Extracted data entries
————————

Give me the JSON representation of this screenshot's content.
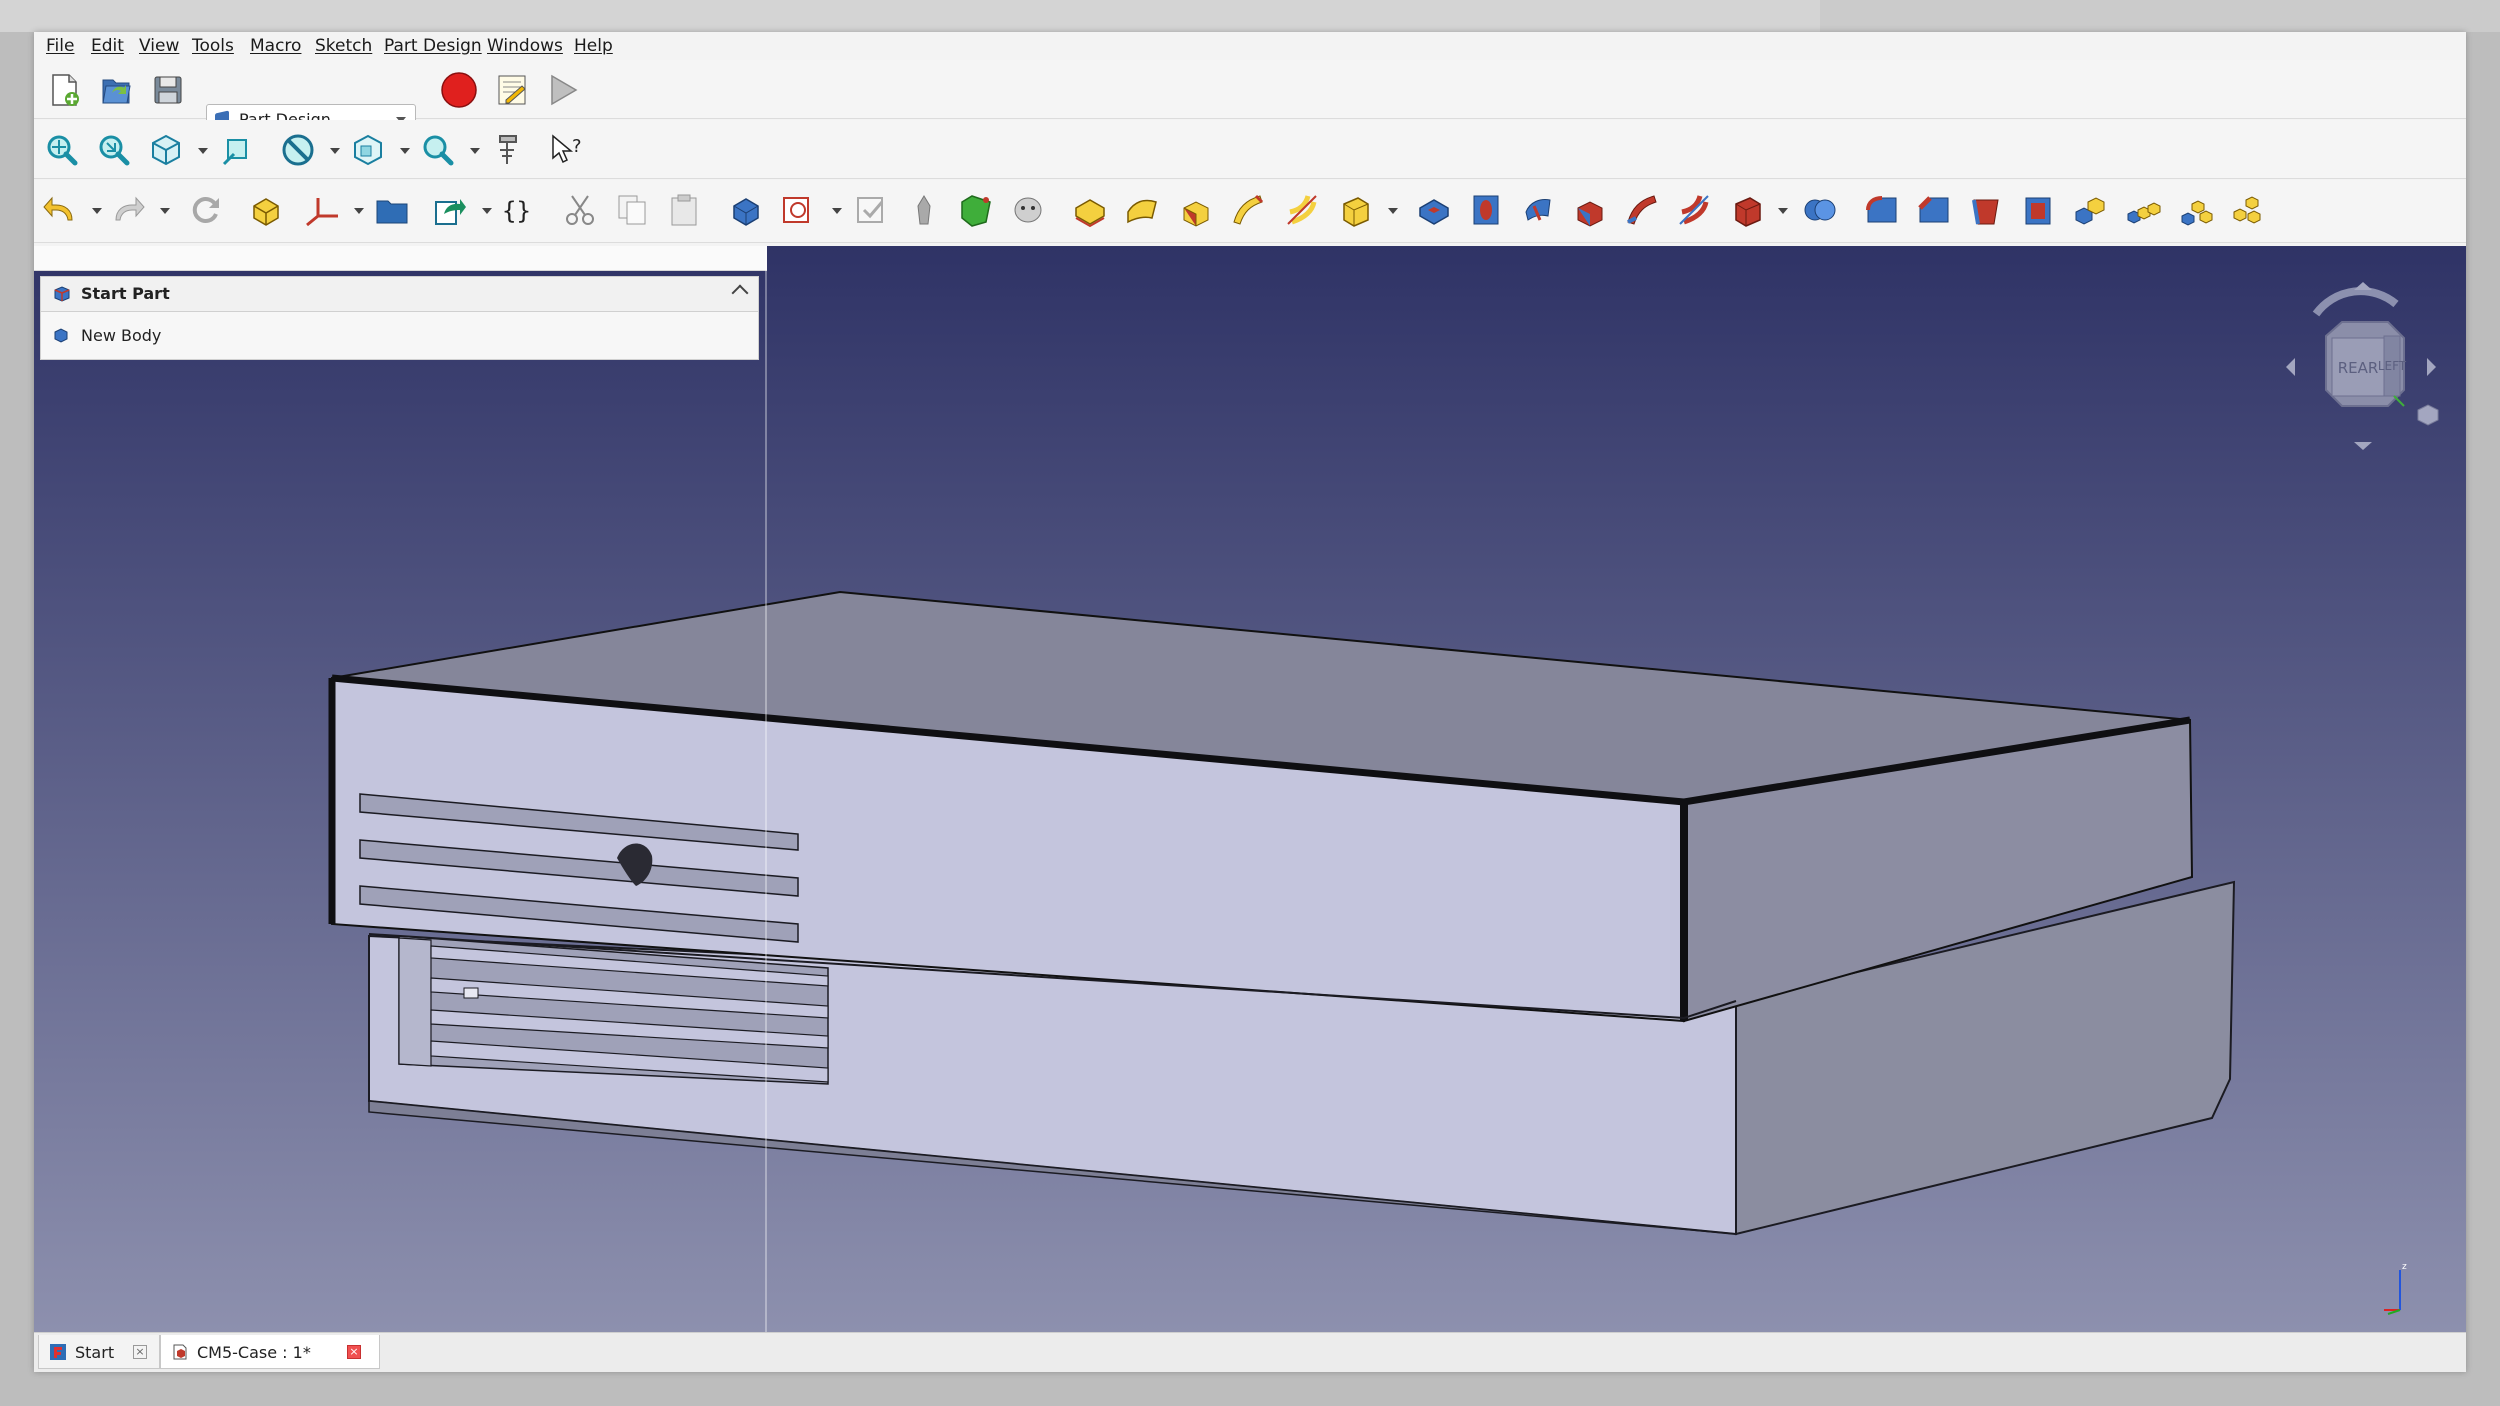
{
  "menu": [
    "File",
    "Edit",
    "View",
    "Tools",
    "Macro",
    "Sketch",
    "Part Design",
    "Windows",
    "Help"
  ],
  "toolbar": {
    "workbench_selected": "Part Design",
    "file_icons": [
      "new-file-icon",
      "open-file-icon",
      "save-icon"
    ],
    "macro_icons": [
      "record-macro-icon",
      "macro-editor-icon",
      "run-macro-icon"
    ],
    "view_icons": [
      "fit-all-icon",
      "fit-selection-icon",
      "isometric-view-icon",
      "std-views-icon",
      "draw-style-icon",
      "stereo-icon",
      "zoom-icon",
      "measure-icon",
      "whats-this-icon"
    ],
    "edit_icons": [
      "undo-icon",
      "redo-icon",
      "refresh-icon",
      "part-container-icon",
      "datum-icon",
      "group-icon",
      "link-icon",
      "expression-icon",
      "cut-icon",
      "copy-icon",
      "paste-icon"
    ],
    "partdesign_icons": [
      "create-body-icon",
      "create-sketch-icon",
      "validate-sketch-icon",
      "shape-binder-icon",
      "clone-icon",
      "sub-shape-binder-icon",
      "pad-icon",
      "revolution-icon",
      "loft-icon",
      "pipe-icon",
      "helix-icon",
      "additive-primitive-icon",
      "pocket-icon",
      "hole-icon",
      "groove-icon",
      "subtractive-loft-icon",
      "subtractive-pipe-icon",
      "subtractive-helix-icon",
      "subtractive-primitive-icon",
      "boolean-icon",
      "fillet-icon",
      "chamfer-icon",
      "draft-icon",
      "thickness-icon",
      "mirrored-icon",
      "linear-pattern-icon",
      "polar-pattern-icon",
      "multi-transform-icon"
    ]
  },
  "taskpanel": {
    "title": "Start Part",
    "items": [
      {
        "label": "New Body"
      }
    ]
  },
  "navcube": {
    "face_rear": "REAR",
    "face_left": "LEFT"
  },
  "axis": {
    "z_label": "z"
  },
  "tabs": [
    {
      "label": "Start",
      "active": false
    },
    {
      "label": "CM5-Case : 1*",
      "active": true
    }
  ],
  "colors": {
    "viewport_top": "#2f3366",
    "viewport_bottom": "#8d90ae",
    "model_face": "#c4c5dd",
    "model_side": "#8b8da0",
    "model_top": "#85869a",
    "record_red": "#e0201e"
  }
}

————————

REQUIRED TASK:
Print each entry shown above with exact wording and no pictures.

CORRECT OUTPUT:
Give me the JSON representation of this screenshot's content.
{
  "menu": [
    "File",
    "Edit",
    "View",
    "Tools",
    "Macro",
    "Sketch",
    "Part Design",
    "Windows",
    "Help"
  ],
  "toolbar": {
    "workbench_selected": "Part Design",
    "file_icons": [
      "new-file-icon",
      "open-file-icon",
      "save-icon"
    ],
    "macro_icons": [
      "record-macro-icon",
      "macro-editor-icon",
      "run-macro-icon"
    ],
    "view_icons": [
      "fit-all-icon",
      "fit-selection-icon",
      "isometric-view-icon",
      "std-views-icon",
      "draw-style-icon",
      "stereo-icon",
      "zoom-icon",
      "measure-icon",
      "whats-this-icon"
    ],
    "edit_icons": [
      "undo-icon",
      "redo-icon",
      "refresh-icon",
      "part-container-icon",
      "datum-icon",
      "group-icon",
      "link-icon",
      "expression-icon",
      "cut-icon",
      "copy-icon",
      "paste-icon"
    ],
    "partdesign_icons": [
      "create-body-icon",
      "create-sketch-icon",
      "validate-sketch-icon",
      "shape-binder-icon",
      "clone-icon",
      "sub-shape-binder-icon",
      "pad-icon",
      "revolution-icon",
      "loft-icon",
      "pipe-icon",
      "helix-icon",
      "additive-primitive-icon",
      "pocket-icon",
      "hole-icon",
      "groove-icon",
      "subtractive-loft-icon",
      "subtractive-pipe-icon",
      "subtractive-helix-icon",
      "subtractive-primitive-icon",
      "boolean-icon",
      "fillet-icon",
      "chamfer-icon",
      "draft-icon",
      "thickness-icon",
      "mirrored-icon",
      "linear-pattern-icon",
      "polar-pattern-icon",
      "multi-transform-icon"
    ]
  },
  "taskpanel": {
    "title": "Start Part",
    "items": [
      {
        "label": "New Body"
      }
    ]
  },
  "navcube": {
    "face_rear": "REAR",
    "face_left": "LEFT"
  },
  "axis": {
    "z_label": "z"
  },
  "tabs": [
    {
      "label": "Start",
      "active": false
    },
    {
      "label": "CM5-Case : 1*",
      "active": true
    }
  ],
  "colors": {
    "viewport_top": "#2f3366",
    "viewport_bottom": "#8d90ae",
    "model_face": "#c4c5dd",
    "model_side": "#8b8da0",
    "model_top": "#85869a",
    "record_red": "#e0201e"
  }
}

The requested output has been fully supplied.